Among the entries below, count the lines that contain the word "förvaltningen". Respond with the count only.

(Records excerpted from a collection)

_ _ _ _ _

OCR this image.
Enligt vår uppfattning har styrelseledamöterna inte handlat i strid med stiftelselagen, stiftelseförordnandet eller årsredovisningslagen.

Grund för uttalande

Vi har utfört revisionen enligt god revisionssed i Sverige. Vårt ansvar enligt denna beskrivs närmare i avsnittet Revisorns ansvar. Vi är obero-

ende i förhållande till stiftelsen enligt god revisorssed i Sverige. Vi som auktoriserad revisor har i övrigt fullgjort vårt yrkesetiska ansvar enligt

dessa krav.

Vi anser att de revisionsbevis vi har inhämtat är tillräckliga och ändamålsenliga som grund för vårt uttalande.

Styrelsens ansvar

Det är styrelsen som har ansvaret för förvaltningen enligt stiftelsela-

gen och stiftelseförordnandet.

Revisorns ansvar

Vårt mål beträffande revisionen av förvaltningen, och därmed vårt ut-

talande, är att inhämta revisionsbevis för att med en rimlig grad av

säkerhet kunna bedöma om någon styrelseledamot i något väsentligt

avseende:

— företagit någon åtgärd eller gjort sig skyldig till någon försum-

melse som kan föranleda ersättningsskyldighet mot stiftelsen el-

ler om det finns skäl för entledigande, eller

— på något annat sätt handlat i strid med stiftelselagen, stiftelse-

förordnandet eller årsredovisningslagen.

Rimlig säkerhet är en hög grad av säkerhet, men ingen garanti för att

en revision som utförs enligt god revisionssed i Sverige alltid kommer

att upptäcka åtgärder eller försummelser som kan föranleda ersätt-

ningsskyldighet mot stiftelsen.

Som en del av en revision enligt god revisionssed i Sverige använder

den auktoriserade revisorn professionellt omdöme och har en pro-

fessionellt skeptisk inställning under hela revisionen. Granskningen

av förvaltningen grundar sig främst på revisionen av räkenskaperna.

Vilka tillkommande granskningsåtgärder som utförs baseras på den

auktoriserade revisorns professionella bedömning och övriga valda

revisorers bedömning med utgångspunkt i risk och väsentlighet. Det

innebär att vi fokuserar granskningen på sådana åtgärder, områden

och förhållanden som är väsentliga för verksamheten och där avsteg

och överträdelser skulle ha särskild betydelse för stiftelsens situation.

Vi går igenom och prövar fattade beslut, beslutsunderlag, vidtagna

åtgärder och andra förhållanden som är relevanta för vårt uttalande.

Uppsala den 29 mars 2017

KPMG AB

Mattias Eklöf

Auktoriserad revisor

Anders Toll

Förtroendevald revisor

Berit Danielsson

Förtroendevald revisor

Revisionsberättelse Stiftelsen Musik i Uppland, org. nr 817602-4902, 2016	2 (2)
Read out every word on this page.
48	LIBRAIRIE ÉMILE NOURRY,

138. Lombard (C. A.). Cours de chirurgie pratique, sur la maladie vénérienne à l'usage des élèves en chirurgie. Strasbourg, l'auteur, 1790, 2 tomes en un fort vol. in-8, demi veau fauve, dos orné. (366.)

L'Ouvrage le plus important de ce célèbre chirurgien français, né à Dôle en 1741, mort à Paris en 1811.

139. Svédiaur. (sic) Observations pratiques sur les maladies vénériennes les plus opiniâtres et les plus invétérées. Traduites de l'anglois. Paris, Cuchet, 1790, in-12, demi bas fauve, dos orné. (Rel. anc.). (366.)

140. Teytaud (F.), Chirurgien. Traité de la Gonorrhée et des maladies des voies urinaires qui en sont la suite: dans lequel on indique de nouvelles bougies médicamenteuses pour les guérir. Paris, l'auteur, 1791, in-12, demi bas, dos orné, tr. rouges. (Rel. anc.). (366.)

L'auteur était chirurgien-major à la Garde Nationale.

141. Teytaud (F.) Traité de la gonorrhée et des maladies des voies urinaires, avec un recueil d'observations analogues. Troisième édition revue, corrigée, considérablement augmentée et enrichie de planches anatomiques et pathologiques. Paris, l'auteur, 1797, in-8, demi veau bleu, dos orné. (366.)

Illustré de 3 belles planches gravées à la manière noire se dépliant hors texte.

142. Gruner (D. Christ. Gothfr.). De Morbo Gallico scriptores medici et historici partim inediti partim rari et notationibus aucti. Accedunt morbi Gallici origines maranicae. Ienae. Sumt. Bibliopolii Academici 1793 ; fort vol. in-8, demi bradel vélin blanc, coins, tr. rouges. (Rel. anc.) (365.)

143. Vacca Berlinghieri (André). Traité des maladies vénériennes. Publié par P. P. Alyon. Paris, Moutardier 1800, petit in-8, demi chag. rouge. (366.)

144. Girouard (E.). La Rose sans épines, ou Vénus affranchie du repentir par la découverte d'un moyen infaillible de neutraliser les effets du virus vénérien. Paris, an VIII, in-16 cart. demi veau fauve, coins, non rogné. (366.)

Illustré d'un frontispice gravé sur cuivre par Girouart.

_ _ _ _ _

▶ **OUTPUT OF THE EXERCISE**
3